STATED PROBLEM A:
What outfitter does ronulus recommend in the Choke Canyon duck hunting thread after going with that guide twice?

# Choke Canyon duck hunting



## El Capitan de No Fish (Sep 20, 2007)

Looking for some recommendations on duck guides on Choke. We have a duck boat but we don't know the lake.
Thanks.


----------



## capn (Aug 11, 2005)

Yet another lake that is being ruined by the internet.  Lots of weekenders hitting it now because of internet posts the last couple seasons, and it's been Barney central with people every couple hundred yards or closer.

I don't know of any reputable duck guides on the lake. I know of one, but he isn't reputable.


----------



## El Capitan de No Fish (Sep 20, 2007)

I hear you, but I'm not trying to get anybody's spots. My buddy just had a kid and it's his only hunting trip this year so we wanted to try something new.
pm me if you know of any guides por favor


----------



## Mallardman02 (Sep 13, 2007)

if you have google earth let me know. I will send you a good area. I was just out there last weekend.


----------



## Sean Hoffmann (May 24, 2004)

Mallardman, how did your Daughtery WMA deer hunt go over the weekend?


----------



## duckiller (Feb 6, 2006)

www.redlegoutfitters.com


----------



## tealnexttime1 (Aug 23, 2004)

the ole internet is a 2 blade sword. i still cant believe some of the places i hit regularly and are full of people dont get posted here , but i aint complaining. i wish people would just put pictures on it and a neat caption on it like "killed em again" or "it was on " and call it good. if the thread doesnt have a picture thing on it i hardly click on it. i just like the pictures unless its about duck hunting. i know u asked about choke , but i'm w/ the capn.


----------



## ronulus (May 21, 2004)

*texas skies outfitters*

i've gone with this guide twice and he is awesome....texasskiesoutfitters.com.....


----------

STATED PROBLEM B:
In the entries, update the lines from the line with "Give bounding boxes" to the line with "469, 145, 483]" by replacing "play-icon" with "play-symbol" and changing nothing else. Give back only those lines, without the picture.

DATA SHOWN:
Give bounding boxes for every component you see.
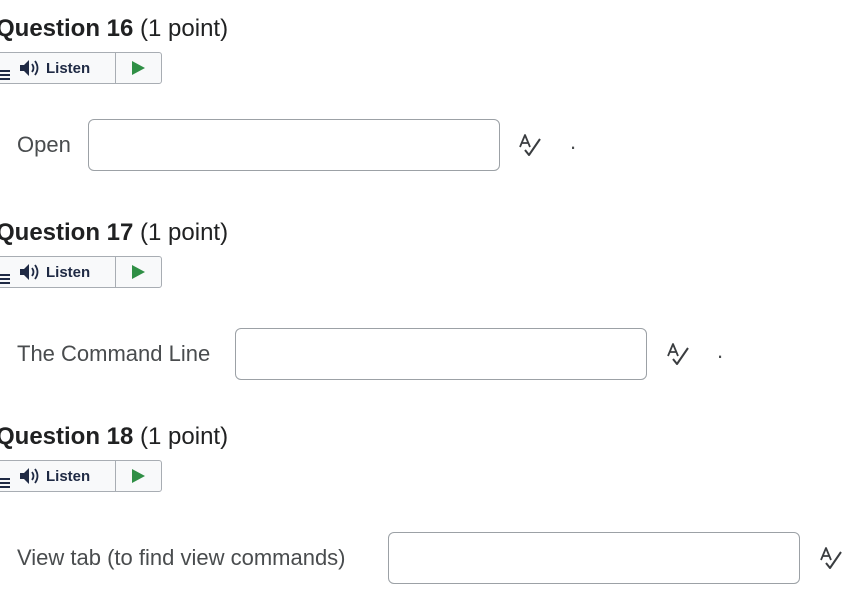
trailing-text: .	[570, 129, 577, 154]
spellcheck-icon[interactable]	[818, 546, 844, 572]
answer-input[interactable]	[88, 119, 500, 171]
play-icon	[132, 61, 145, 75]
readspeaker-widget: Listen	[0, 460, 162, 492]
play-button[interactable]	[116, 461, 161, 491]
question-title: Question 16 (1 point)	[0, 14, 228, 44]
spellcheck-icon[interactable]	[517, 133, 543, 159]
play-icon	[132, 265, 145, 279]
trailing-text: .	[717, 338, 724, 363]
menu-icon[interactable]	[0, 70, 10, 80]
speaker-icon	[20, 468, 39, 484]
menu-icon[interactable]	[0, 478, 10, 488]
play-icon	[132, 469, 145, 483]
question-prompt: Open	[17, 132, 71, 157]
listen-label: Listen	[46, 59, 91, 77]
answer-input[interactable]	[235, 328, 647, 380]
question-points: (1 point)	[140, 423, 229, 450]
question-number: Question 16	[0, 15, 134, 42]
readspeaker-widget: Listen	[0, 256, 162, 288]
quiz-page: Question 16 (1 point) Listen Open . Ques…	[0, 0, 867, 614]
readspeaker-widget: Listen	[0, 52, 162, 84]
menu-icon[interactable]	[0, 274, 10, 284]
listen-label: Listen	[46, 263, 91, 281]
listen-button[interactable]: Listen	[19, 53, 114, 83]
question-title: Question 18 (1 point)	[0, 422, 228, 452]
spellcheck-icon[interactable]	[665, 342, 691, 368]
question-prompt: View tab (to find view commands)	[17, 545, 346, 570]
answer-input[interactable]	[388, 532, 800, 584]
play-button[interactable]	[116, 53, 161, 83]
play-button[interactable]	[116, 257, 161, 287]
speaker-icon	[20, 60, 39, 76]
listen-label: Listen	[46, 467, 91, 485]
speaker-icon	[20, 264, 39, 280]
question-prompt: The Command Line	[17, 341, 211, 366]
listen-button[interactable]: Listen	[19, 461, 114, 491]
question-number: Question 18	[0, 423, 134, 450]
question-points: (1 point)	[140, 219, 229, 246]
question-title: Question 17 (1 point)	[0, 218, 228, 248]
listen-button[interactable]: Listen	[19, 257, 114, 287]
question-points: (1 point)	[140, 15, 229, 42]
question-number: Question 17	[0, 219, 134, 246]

--

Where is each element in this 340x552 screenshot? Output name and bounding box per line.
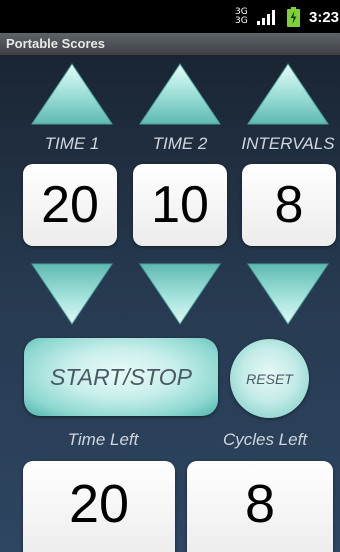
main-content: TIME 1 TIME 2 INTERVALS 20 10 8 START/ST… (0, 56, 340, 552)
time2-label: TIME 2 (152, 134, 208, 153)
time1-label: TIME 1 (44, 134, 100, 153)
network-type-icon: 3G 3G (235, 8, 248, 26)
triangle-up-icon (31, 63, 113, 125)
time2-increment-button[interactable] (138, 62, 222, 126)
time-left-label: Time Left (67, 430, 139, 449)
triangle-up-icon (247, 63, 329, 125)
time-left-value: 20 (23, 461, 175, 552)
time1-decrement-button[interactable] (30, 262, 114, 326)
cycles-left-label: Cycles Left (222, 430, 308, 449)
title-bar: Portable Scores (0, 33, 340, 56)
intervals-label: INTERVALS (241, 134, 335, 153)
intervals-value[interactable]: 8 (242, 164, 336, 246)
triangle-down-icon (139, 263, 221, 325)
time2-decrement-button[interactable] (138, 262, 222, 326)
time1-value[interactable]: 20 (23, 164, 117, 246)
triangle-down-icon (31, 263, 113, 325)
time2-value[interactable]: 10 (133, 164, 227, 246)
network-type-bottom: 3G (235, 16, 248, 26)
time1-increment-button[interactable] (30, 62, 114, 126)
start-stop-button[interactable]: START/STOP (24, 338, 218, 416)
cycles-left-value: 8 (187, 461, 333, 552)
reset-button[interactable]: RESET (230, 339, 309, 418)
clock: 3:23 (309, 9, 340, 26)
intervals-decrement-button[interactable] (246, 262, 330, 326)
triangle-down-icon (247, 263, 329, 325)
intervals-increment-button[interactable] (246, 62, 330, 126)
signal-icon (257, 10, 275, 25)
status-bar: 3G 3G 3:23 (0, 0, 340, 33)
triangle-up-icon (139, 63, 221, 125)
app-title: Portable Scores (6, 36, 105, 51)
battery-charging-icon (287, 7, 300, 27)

---

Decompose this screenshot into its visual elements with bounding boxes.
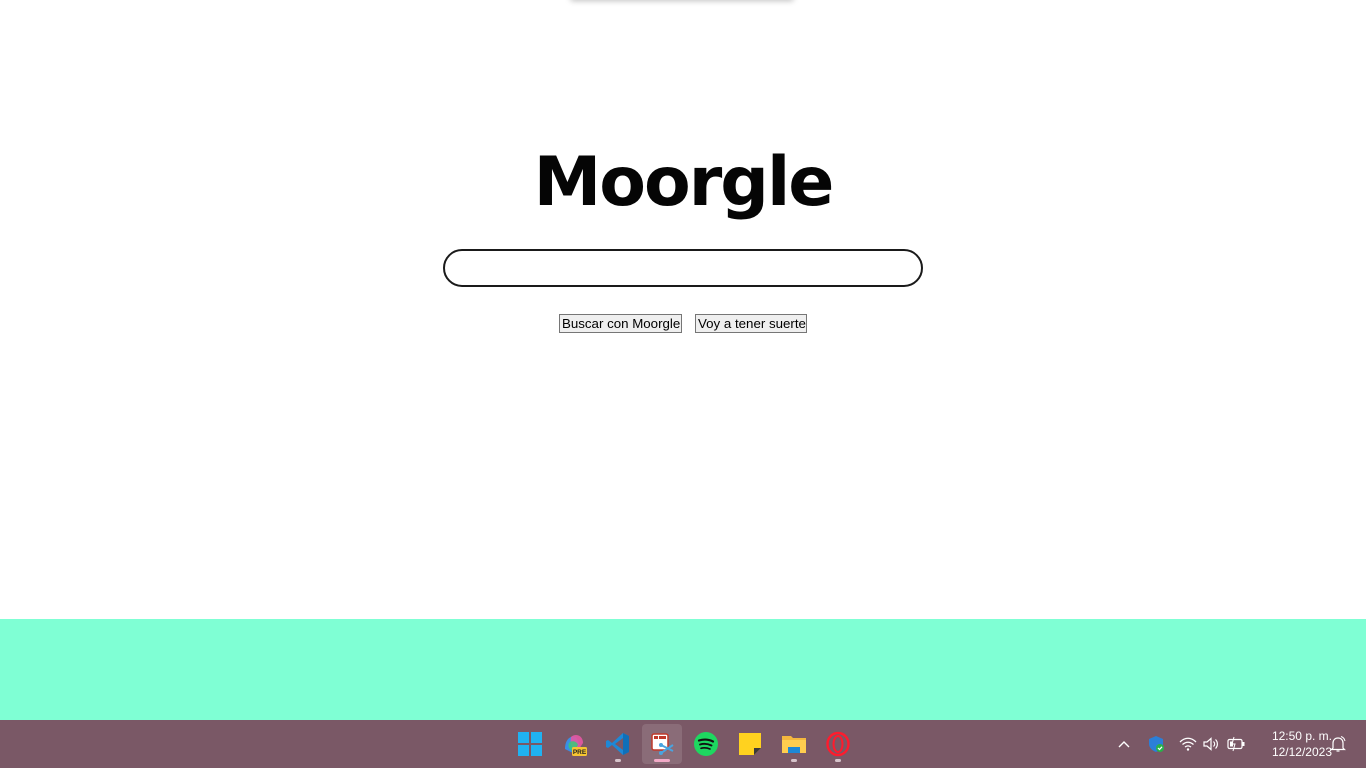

FULL SOLUTION A:
Texas Skies Outfitters.

FULL SOLUTION B:
Give bounding boxes for every component you see.
trailing-text: .	[570, 129, 577, 154]
spellcheck-icon[interactable]	[818, 546, 844, 572]
answer-input[interactable]	[88, 119, 500, 171]
play-symbol	[132, 61, 145, 75]
readspeaker-widget: Listen	[0, 460, 162, 492]
play-button[interactable]	[116, 461, 161, 491]
question-title: Question 16 (1 point)	[0, 14, 228, 44]
spellcheck-icon[interactable]	[517, 133, 543, 159]
play-symbol	[132, 265, 145, 279]
trailing-text: .	[717, 338, 724, 363]
menu-icon[interactable]	[0, 70, 10, 80]
speaker-icon	[20, 468, 39, 484]
menu-icon[interactable]	[0, 478, 10, 488]
play-symbol	[132, 469, 145, 483]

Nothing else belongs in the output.